▸ **YOUR OBJECTIVE**:
Return all lines where the word "eval" can be found.

▸ **RECORDS SHOWN**:
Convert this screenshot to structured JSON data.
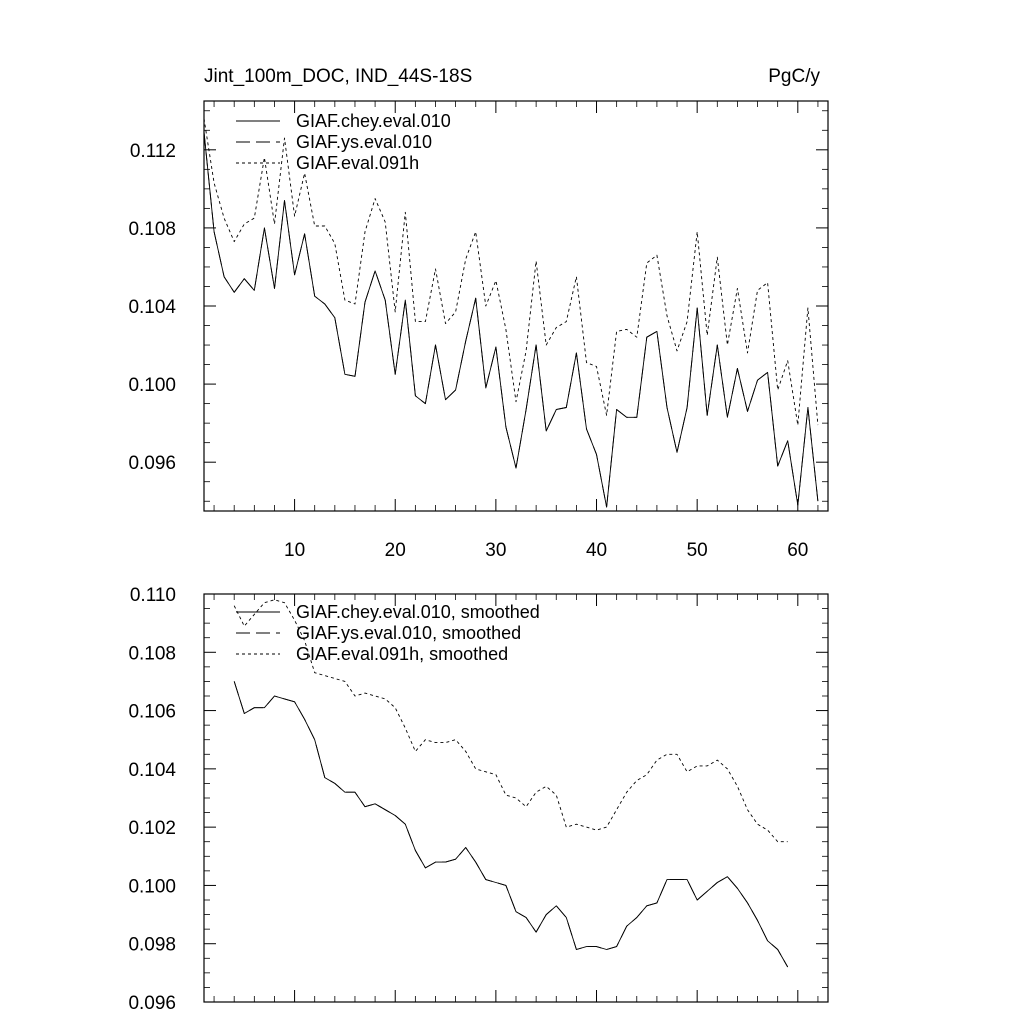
{
  "header": {
    "left_title": "Jint_100m_DOC, IND_44S-18S",
    "right_title": "PgC/y"
  },
  "chart_data": [
    {
      "type": "line",
      "title": "Jint_100m_DOC, IND_44S-18S",
      "units": "PgC/y",
      "xlabel": "",
      "ylabel": "",
      "xlim": [
        1,
        63
      ],
      "ylim": [
        0.0935,
        0.1145
      ],
      "xticks": [
        10,
        20,
        30,
        40,
        50,
        60
      ],
      "xtick_labels": [
        "10",
        "20",
        "30",
        "40",
        "50",
        "60"
      ],
      "yticks": [
        0.096,
        0.1,
        0.104,
        0.108,
        0.112
      ],
      "ytick_labels": [
        "0.096",
        "0.100",
        "0.104",
        "0.108",
        "0.112"
      ],
      "grid": false,
      "legend_position": "top-left",
      "series": [
        {
          "name": "GIAF.chey.eval.010",
          "style": "solid",
          "x": [
            1,
            2,
            3,
            4,
            5,
            6,
            7,
            8,
            9,
            10,
            11,
            12,
            13,
            14,
            15,
            16,
            17,
            18,
            19,
            20,
            21,
            22,
            23,
            24,
            25,
            26,
            27,
            28,
            29,
            30,
            31,
            32,
            33,
            34,
            35,
            36,
            37,
            38,
            39,
            40,
            41,
            42,
            43,
            44,
            45,
            46,
            47,
            48,
            49,
            50,
            51,
            52,
            53,
            54,
            55,
            56,
            57,
            58,
            59,
            60,
            61,
            62
          ],
          "values": [
            0.1129,
            0.1078,
            0.1055,
            0.1047,
            0.1054,
            0.1048,
            0.108,
            0.1049,
            0.1094,
            0.1056,
            0.1077,
            0.1045,
            0.1041,
            0.1034,
            0.1005,
            0.1004,
            0.1042,
            0.1058,
            0.1043,
            0.1005,
            0.1043,
            0.0994,
            0.099,
            0.102,
            0.0992,
            0.0997,
            0.1022,
            0.1044,
            0.0998,
            0.1019,
            0.0978,
            0.0957,
            0.0987,
            0.102,
            0.0976,
            0.0987,
            0.0988,
            0.1016,
            0.0977,
            0.0964,
            0.0937,
            0.0987,
            0.0983,
            0.0983,
            0.1024,
            0.1027,
            0.0988,
            0.0965,
            0.0988,
            0.1039,
            0.0984,
            0.102,
            0.0983,
            0.1008,
            0.0986,
            0.1002,
            0.1006,
            0.0958,
            0.0971,
            0.0938,
            0.0988,
            0.094
          ],
          "color": "#000000"
        },
        {
          "name": "GIAF.ys.eval.010",
          "style": "longdash",
          "x": [
            1,
            2,
            3,
            4,
            5,
            6,
            7,
            8,
            9,
            10,
            11,
            12,
            13,
            14,
            15,
            16,
            17,
            18,
            19,
            20,
            21,
            22,
            23,
            24,
            25,
            26,
            27,
            28,
            29,
            30,
            31,
            32,
            33,
            34,
            35,
            36,
            37,
            38,
            39,
            40,
            41,
            42,
            43,
            44,
            45,
            46,
            47,
            48,
            49,
            50,
            51,
            52,
            53,
            54,
            55,
            56,
            57,
            58,
            59,
            60,
            61,
            62
          ],
          "values": [
            0.1129,
            0.1078,
            0.1055,
            0.1047,
            0.1054,
            0.1048,
            0.108,
            0.1049,
            0.1094,
            0.1056,
            0.1077,
            0.1045,
            0.1041,
            0.1034,
            0.1005,
            0.1004,
            0.1042,
            0.1058,
            0.1043,
            0.1005,
            0.1043,
            0.0994,
            0.099,
            0.102,
            0.0992,
            0.0997,
            0.1022,
            0.1044,
            0.0998,
            0.1019,
            0.0978,
            0.0957,
            0.0987,
            0.102,
            0.0976,
            0.0987,
            0.0988,
            0.1016,
            0.0977,
            0.0964,
            0.0937,
            0.0987,
            0.0983,
            0.0983,
            0.1024,
            0.1027,
            0.0988,
            0.0965,
            0.0988,
            0.1039,
            0.0984,
            0.102,
            0.0983,
            0.1008,
            0.0986,
            0.1002,
            0.1006,
            0.0958,
            0.0971,
            0.0938,
            0.0988,
            0.094
          ],
          "color": "#000000"
        },
        {
          "name": "GIAF.eval.091h",
          "style": "dotted",
          "x": [
            1,
            2,
            3,
            4,
            5,
            6,
            7,
            8,
            9,
            10,
            11,
            12,
            13,
            14,
            15,
            16,
            17,
            18,
            19,
            20,
            21,
            22,
            23,
            24,
            25,
            26,
            27,
            28,
            29,
            30,
            31,
            32,
            33,
            34,
            35,
            36,
            37,
            38,
            39,
            40,
            41,
            42,
            43,
            44,
            45,
            46,
            47,
            48,
            49,
            50,
            51,
            52,
            53,
            54,
            55,
            56,
            57,
            58,
            59,
            60,
            61,
            62
          ],
          "values": [
            0.1136,
            0.1103,
            0.1085,
            0.1073,
            0.1082,
            0.1085,
            0.1116,
            0.1082,
            0.1126,
            0.1086,
            0.1108,
            0.1081,
            0.1081,
            0.1072,
            0.1043,
            0.1041,
            0.1078,
            0.1095,
            0.1083,
            0.1037,
            0.1088,
            0.1032,
            0.1032,
            0.1059,
            0.1031,
            0.1037,
            0.1064,
            0.1078,
            0.104,
            0.1053,
            0.1028,
            0.0991,
            0.1017,
            0.1063,
            0.102,
            0.1029,
            0.1032,
            0.1055,
            0.1011,
            0.1009,
            0.0984,
            0.1027,
            0.1028,
            0.1024,
            0.1062,
            0.1066,
            0.1035,
            0.1017,
            0.1032,
            0.1078,
            0.1025,
            0.1065,
            0.102,
            0.1049,
            0.1016,
            0.1048,
            0.1052,
            0.0997,
            0.1012,
            0.0979,
            0.1039,
            0.0979
          ],
          "color": "#000000"
        }
      ]
    },
    {
      "type": "line",
      "title": "",
      "xlabel": "",
      "ylabel": "",
      "xlim": [
        1,
        63
      ],
      "ylim": [
        0.096,
        0.11
      ],
      "xticks": [
        10,
        20,
        30,
        40,
        50,
        60
      ],
      "xtick_labels": [],
      "yticks": [
        0.096,
        0.098,
        0.1,
        0.102,
        0.104,
        0.106,
        0.108,
        0.11
      ],
      "ytick_labels": [
        "0.096",
        "0.098",
        "0.100",
        "0.102",
        "0.104",
        "0.106",
        "0.108",
        "0.110"
      ],
      "grid": false,
      "legend_position": "top-left",
      "series": [
        {
          "name": "GIAF.chey.eval.010, smoothed",
          "style": "solid",
          "x": [
            4,
            5,
            6,
            7,
            8,
            9,
            10,
            11,
            12,
            13,
            14,
            15,
            16,
            17,
            18,
            19,
            20,
            21,
            22,
            23,
            24,
            25,
            26,
            27,
            28,
            29,
            30,
            31,
            32,
            33,
            34,
            35,
            36,
            37,
            38,
            39,
            40,
            41,
            42,
            43,
            44,
            45,
            46,
            47,
            48,
            49,
            50,
            51,
            52,
            53,
            54,
            55,
            56,
            57,
            58,
            59
          ],
          "values": [
            0.107,
            0.1059,
            0.1061,
            0.1061,
            0.1065,
            0.1064,
            0.1063,
            0.1057,
            0.105,
            0.1037,
            0.1035,
            0.1032,
            0.1032,
            0.1027,
            0.1028,
            0.1026,
            0.1024,
            0.1021,
            0.1012,
            0.1006,
            0.1008,
            0.1008,
            0.1009,
            0.1013,
            0.1008,
            0.1002,
            0.1001,
            0.1,
            0.0991,
            0.0989,
            0.0984,
            0.099,
            0.0993,
            0.0989,
            0.0978,
            0.0979,
            0.0979,
            0.0978,
            0.0979,
            0.0986,
            0.0989,
            0.0993,
            0.0994,
            0.1002,
            0.1002,
            0.1002,
            0.0995,
            0.0998,
            0.1001,
            0.1003,
            0.0999,
            0.0994,
            0.0988,
            0.0981,
            0.0978,
            0.0972
          ],
          "color": "#000000"
        },
        {
          "name": "GIAF.ys.eval.010, smoothed",
          "style": "longdash",
          "x": [
            4,
            5,
            6,
            7,
            8,
            9,
            10,
            11,
            12,
            13,
            14,
            15,
            16,
            17,
            18,
            19,
            20,
            21,
            22,
            23,
            24,
            25,
            26,
            27,
            28,
            29,
            30,
            31,
            32,
            33,
            34,
            35,
            36,
            37,
            38,
            39,
            40,
            41,
            42,
            43,
            44,
            45,
            46,
            47,
            48,
            49,
            50,
            51,
            52,
            53,
            54,
            55,
            56,
            57,
            58,
            59
          ],
          "values": [
            0.107,
            0.1059,
            0.1061,
            0.1061,
            0.1065,
            0.1064,
            0.1063,
            0.1057,
            0.105,
            0.1037,
            0.1035,
            0.1032,
            0.1032,
            0.1027,
            0.1028,
            0.1026,
            0.1024,
            0.1021,
            0.1012,
            0.1006,
            0.1008,
            0.1008,
            0.1009,
            0.1013,
            0.1008,
            0.1002,
            0.1001,
            0.1,
            0.0991,
            0.0989,
            0.0984,
            0.099,
            0.0993,
            0.0989,
            0.0978,
            0.0979,
            0.0979,
            0.0978,
            0.0979,
            0.0986,
            0.0989,
            0.0993,
            0.0994,
            0.1002,
            0.1002,
            0.1002,
            0.0995,
            0.0998,
            0.1001,
            0.1003,
            0.0999,
            0.0994,
            0.0988,
            0.0981,
            0.0978,
            0.0972
          ],
          "color": "#000000"
        },
        {
          "name": "GIAF.eval.091h, smoothed",
          "style": "dotted",
          "x": [
            4,
            5,
            6,
            7,
            8,
            9,
            10,
            11,
            12,
            13,
            14,
            15,
            16,
            17,
            18,
            19,
            20,
            21,
            22,
            23,
            24,
            25,
            26,
            27,
            28,
            29,
            30,
            31,
            32,
            33,
            34,
            35,
            36,
            37,
            38,
            39,
            40,
            41,
            42,
            43,
            44,
            45,
            46,
            47,
            48,
            49,
            50,
            51,
            52,
            53,
            54,
            55,
            56,
            57,
            58,
            59
          ],
          "values": [
            0.1096,
            0.1089,
            0.1093,
            0.1097,
            0.1098,
            0.1097,
            0.1091,
            0.1084,
            0.1073,
            0.1072,
            0.1071,
            0.107,
            0.1065,
            0.1066,
            0.1065,
            0.1064,
            0.1061,
            0.1054,
            0.1046,
            0.105,
            0.1049,
            0.1049,
            0.105,
            0.1046,
            0.104,
            0.1039,
            0.1038,
            0.1031,
            0.103,
            0.1027,
            0.1032,
            0.1034,
            0.1031,
            0.102,
            0.1021,
            0.102,
            0.1019,
            0.102,
            0.1026,
            0.1032,
            0.1036,
            0.1038,
            0.1043,
            0.1045,
            0.1045,
            0.1039,
            0.1041,
            0.1041,
            0.1043,
            0.104,
            0.1034,
            0.1026,
            0.1021,
            0.1019,
            0.1015,
            0.1015
          ],
          "color": "#000000"
        }
      ]
    }
  ]
}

▸ **WRITTEN SOLUTION**:
          "name": "GIAF.chey.eval.010",
          "name": "GIAF.ys.eval.010",
          "name": "GIAF.eval.091h",
          "name": "GIAF.chey.eval.010, smoothed",
          "name": "GIAF.ys.eval.010, smoothed",
          "name": "GIAF.eval.091h, smoothed",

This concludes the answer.